> **Travail à faire**:
Répondez aux questions suivantes à l'aide de l'article sur La Famille Asada.
(a) Quel prix l'album photo de Masashi Asada lui a-t-il valu ?
(b) Depuis quel âge la photographie est-elle la seule chose qui compte pour Masashi ?
(c) Quel événement survenu au Japon en 2011 donne une autre teneur aux photos de Masashi ?

La Famille Asada : la photographie sauvera le monde

C’est dans le cadre des Saisons Hanabi que La Famille Asada, quatrième long métrage du réalisateur Ryôta Nakano a été présenté en avant-première. Le film tire directement sa source d’inspiration de l’album photo du photographe japonais Masashi Asada, album lui ayant valu le prix de photographie Kimura Ihei. Cet album est d’une force émotionnelle incomparable et d’une originalité sans nom : chaque photographie figeant un rêve de l’un des membres de la famille de l’artiste.

Pour Masashi, une seule chose compte depuis ses 12 ans : la photographie. Lorsqu’il réalise que dans sa famille, tous ont un rêve secret auquel ils ont renoncé, il décide de les mettre en scène : pompier, femme de Yakuza, pilote de Formule 1. Devant son objectif, tous se prêtent au jeu et vivent leurs rêves de jeunesse. Ainsi, à travers l’accomplissement de sa propre passion il permet à chacun de réaliser leurs rêves de jeunesse et de se rendre compte qu’ils ne sont pas si inatteignables. Lorsque le Japon est touché par un tsunami en 2011, les photos de Masashi prennent une autre teneur.

A travers La Famille Asada, le réalisateur montre au public ce qu’est la photographie pour le jeune Masashi : regarder ceux qui l’entourent de manière arbitraire et émotionnelle. Il capture un moment de vie qu’il transforme en image figée et rend par ce biais accessible au public ce qu’il ne voit que de son regard empreint de subjectivité.

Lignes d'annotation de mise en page
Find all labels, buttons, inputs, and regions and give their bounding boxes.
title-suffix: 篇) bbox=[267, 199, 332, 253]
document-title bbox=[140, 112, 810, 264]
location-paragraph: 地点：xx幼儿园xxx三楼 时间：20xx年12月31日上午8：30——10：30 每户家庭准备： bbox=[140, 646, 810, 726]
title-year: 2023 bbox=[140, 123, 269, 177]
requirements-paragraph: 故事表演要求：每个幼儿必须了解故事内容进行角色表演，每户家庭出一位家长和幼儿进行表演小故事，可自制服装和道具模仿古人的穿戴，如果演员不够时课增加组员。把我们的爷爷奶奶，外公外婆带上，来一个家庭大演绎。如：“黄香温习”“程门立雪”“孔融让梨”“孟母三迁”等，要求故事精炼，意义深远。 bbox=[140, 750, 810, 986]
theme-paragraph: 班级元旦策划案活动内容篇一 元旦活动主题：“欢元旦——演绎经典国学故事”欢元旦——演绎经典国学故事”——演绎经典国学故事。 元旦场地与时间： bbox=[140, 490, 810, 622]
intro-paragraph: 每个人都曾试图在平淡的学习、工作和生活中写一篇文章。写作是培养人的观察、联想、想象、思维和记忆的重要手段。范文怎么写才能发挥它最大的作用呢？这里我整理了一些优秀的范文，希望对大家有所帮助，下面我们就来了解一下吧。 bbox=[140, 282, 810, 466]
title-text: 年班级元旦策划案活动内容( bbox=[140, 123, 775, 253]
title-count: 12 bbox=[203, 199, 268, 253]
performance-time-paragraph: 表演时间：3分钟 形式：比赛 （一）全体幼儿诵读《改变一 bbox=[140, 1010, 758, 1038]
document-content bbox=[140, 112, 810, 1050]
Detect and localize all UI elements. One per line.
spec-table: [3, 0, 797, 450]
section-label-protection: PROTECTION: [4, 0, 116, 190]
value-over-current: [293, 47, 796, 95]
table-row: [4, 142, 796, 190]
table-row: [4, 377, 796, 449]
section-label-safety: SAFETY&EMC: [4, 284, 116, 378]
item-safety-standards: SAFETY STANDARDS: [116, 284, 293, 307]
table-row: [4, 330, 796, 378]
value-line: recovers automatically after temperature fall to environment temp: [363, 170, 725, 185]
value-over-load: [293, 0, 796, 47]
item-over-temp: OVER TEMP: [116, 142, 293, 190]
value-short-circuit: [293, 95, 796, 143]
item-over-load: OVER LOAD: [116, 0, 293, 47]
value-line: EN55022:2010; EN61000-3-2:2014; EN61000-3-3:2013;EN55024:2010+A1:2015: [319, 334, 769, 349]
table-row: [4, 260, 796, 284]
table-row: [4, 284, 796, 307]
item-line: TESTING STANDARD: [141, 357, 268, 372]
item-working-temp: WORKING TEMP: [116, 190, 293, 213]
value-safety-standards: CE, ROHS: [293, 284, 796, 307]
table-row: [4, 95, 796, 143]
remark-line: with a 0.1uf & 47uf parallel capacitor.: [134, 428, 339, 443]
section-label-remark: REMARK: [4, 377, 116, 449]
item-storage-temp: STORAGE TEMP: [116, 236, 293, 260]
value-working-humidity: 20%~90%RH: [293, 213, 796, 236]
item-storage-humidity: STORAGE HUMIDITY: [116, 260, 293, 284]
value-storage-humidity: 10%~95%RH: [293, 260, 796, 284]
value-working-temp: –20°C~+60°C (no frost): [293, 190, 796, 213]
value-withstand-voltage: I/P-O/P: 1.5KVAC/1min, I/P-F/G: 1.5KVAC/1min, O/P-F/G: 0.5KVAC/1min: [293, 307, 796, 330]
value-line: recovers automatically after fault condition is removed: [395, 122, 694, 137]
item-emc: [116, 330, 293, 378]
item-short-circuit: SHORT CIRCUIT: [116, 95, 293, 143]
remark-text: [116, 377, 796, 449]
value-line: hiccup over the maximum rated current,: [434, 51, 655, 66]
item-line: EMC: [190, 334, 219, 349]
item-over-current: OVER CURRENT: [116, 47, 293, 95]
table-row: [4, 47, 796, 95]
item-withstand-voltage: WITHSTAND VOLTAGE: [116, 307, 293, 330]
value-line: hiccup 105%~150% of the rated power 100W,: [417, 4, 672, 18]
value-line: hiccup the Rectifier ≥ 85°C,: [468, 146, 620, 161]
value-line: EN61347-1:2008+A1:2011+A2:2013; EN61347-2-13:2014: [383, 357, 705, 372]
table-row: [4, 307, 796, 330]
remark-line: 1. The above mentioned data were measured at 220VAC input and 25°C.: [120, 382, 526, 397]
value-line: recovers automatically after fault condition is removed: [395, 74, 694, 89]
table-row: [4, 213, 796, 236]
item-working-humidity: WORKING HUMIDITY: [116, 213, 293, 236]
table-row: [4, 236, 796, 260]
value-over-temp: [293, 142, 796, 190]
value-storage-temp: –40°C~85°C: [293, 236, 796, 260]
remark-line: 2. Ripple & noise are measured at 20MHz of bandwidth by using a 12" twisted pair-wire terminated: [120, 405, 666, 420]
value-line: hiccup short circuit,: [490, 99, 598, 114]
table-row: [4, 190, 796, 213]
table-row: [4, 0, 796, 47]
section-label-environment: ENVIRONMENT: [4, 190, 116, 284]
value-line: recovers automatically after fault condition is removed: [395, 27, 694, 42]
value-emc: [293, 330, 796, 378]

> **Résultat de l'exercice**:
(a) Le prix de photographie Kimura Ihei.
(b) Depuis ses 12 ans.
(c) Un tsunami qui a touché le Japon.